Data records
########

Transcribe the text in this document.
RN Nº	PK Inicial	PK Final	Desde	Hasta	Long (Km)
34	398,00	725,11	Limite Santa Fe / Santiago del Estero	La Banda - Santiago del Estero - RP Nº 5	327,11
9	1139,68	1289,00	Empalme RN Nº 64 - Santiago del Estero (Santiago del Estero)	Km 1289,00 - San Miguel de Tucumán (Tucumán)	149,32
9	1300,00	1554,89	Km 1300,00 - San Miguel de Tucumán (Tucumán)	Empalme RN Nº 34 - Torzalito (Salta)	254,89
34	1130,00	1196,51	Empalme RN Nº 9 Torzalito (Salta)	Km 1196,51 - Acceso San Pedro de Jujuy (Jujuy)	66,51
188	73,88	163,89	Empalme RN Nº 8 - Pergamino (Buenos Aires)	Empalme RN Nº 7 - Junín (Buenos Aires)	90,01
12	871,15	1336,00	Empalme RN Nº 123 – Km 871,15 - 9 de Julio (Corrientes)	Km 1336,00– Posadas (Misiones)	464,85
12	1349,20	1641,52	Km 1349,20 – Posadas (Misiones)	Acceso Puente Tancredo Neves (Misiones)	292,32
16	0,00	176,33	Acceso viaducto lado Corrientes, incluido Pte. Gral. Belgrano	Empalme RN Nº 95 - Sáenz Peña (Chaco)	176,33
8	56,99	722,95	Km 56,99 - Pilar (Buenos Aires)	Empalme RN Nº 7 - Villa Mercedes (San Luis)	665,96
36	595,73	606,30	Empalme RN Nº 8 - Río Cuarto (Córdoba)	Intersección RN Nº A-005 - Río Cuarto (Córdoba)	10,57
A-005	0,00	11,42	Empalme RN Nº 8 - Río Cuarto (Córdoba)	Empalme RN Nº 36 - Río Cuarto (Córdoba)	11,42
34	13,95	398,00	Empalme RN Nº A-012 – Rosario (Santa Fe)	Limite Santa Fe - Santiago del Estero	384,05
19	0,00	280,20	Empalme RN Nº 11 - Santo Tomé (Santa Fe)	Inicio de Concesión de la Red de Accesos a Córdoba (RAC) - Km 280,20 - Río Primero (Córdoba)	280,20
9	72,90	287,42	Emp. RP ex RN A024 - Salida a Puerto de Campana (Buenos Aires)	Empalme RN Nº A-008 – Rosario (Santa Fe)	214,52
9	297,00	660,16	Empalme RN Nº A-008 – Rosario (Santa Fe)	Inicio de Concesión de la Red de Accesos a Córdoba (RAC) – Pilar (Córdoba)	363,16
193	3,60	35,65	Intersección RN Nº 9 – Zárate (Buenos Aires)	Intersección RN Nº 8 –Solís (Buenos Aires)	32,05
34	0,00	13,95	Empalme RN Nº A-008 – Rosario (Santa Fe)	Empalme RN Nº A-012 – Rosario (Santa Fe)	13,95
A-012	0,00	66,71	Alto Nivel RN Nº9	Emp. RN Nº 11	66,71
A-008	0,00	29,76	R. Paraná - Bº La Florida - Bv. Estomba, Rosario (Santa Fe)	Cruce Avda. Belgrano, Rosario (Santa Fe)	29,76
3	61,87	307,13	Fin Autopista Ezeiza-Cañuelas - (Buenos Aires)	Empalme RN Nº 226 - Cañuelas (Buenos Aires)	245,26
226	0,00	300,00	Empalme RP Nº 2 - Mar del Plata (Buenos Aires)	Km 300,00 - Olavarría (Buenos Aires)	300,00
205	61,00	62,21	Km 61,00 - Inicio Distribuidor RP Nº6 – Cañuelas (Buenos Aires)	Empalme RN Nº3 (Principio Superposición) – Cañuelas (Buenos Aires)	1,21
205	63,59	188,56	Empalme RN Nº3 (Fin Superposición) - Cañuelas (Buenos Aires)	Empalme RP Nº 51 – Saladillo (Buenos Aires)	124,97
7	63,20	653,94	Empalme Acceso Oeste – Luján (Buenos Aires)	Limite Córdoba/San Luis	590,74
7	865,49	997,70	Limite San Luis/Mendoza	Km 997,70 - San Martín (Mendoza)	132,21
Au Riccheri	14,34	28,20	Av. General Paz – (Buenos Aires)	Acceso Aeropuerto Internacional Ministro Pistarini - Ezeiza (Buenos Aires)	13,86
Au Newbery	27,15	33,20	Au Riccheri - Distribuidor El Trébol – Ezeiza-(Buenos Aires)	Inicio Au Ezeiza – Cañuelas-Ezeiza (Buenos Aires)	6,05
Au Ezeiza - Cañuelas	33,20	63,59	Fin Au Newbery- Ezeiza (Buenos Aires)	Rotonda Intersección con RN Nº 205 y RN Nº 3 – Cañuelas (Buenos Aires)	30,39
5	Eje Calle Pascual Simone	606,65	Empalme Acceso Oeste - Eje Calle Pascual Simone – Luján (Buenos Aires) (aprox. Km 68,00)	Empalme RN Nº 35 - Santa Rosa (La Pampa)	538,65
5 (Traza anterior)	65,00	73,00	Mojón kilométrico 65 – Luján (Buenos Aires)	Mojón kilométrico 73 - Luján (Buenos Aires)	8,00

########

Exercise task: Repeat the listing above without any change.

Result below:
Transcribe the text in this document.
RN Nº	PK Inicial	PK Final	Desde	Hasta	Long (Km)
34	398,00	725,11	Limite Santa Fe / Santiago del Estero	La Banda - Santiago del Estero - RP Nº 5	327,11
9	1139,68	1289,00	Empalme RN Nº 64 - Santiago del Estero (Santiago del Estero)	Km 1289,00 - San Miguel de Tucumán (Tucumán)	149,32
9	1300,00	1554,89	Km 1300,00 - San Miguel de Tucumán (Tucumán)	Empalme RN Nº 34 - Torzalito (Salta)	254,89
34	1130,00	1196,51	Empalme RN Nº 9 Torzalito (Salta)	Km 1196,51 - Acceso San Pedro de Jujuy (Jujuy)	66,51
188	73,88	163,89	Empalme RN Nº 8 - Pergamino (Buenos Aires)	Empalme RN Nº 7 - Junín (Buenos Aires)	90,01
12	871,15	1336,00	Empalme RN Nº 123 – Km 871,15 - 9 de Julio (Corrientes)	Km 1336,00– Posadas (Misiones)	464,85
12	1349,20	1641,52	Km 1349,20 – Posadas (Misiones)	Acceso Puente Tancredo Neves (Misiones)	292,32
16	0,00	176,33	Acceso viaducto lado Corrientes, incluido Pte. Gral. Belgrano	Empalme RN Nº 95 - Sáenz Peña (Chaco)	176,33
8	56,99	722,95	Km 56,99 - Pilar (Buenos Aires)	Empalme RN Nº 7 - Villa Mercedes (San Luis)	665,96
36	595,73	606,30	Empalme RN Nº 8 - Río Cuarto (Córdoba)	Intersección RN Nº A-005 - Río Cuarto (Córdoba)	10,57
A-005	0,00	11,42	Empalme RN Nº 8 - Río Cuarto (Córdoba)	Empalme RN Nº 36 - Río Cuarto (Córdoba)	11,42
34	13,95	398,00	Empalme RN Nº A-012 – Rosario (Santa Fe)	Limite Santa Fe - Santiago del Estero	384,05
19	0,00	280,20	Empalme RN Nº 11 - Santo Tomé (Santa Fe)	Inicio de Concesión de la Red de Accesos a Córdoba (RAC) - Km 280,20 - Río Primero (Córdoba)	280,20
9	72,90	287,42	Emp. RP ex RN A024 - Salida a Puerto de Campana (Buenos Aires)	Empalme RN Nº A-008 – Rosario (Santa Fe)	214,52
9	297,00	660,16	Empalme RN Nº A-008 – Rosario (Santa Fe)	Inicio de Concesión de la Red de Accesos a Córdoba (RAC) – Pilar (Córdoba)	363,16
193	3,60	35,65	Intersección RN Nº 9 – Zárate (Buenos Aires)	Intersección RN Nº 8 –Solís (Buenos Aires)	32,05
34	0,00	13,95	Empalme RN Nº A-008 – Rosario (Santa Fe)	Empalme RN Nº A-012 – Rosario (Santa Fe)	13,95
A-012	0,00	66,71	Alto Nivel RN Nº9	Emp. RN Nº 11	66,71
A-008	0,00	29,76	R. Paraná - Bº La Florida - Bv. Estomba, Rosario (Santa Fe)	Cruce Avda. Belgrano, Rosario (Santa Fe)	29,76
3	61,87	307,13	Fin Autopista Ezeiza-Cañuelas - (Buenos Aires)	Empalme RN Nº 226 - Cañuelas (Buenos Aires)	245,26
226	0,00	300,00	Empalme RP Nº 2 - Mar del Plata (Buenos Aires)	Km 300,00 - Olavarría (Buenos Aires)	300,00
205	61,00	62,21	Km 61,00 - Inicio Distribuidor RP Nº6 – Cañuelas (Buenos Aires)	Empalme RN Nº3 (Principio Superposición) – Cañuelas (Buenos Aires)	1,21
205	63,59	188,56	Empalme RN Nº3 (Fin Superposición) - Cañuelas (Buenos Aires)	Empalme RP Nº 51 – Saladillo (Buenos Aires)	124,97
7	63,20	653,94	Empalme Acceso Oeste – Luján (Buenos Aires)	Limite Córdoba/San Luis	590,74
7	865,49	997,70	Limite San Luis/Mendoza	Km 997,70 - San Martín (Mendoza)	132,21
Au Riccheri	14,34	28,20	Av. General Paz – (Buenos Aires)	Acceso Aeropuerto Internacional Ministro Pistarini - Ezeiza (Buenos Aires)	13,86
Au Newbery	27,15	33,20	Au Riccheri - Distribuidor El Trébol – Ezeiza-(Buenos Aires)	Inicio Au Ezeiza – Cañuelas-Ezeiza (Buenos Aires)	6,05
Au Ezeiza - Cañuelas	33,20	63,59	Fin Au Newbery- Ezeiza (Buenos Aires)	Rotonda Intersección con RN Nº 205 y RN Nº 3 – Cañuelas (Buenos Aires)	30,39
5	Eje Calle Pascual Simone	606,65	Empalme Acceso Oeste - Eje Calle Pascual Simone – Luján (Buenos Aires) (aprox. Km 68,00)	Empalme RN Nº 35 - Santa Rosa (La Pampa)	538,65
5 (Traza anterior)	65,00	73,00	Mojón kilométrico 65 – Luján (Buenos Aires)	Mojón kilométrico 73 - Luján (Buenos Aires)	8,00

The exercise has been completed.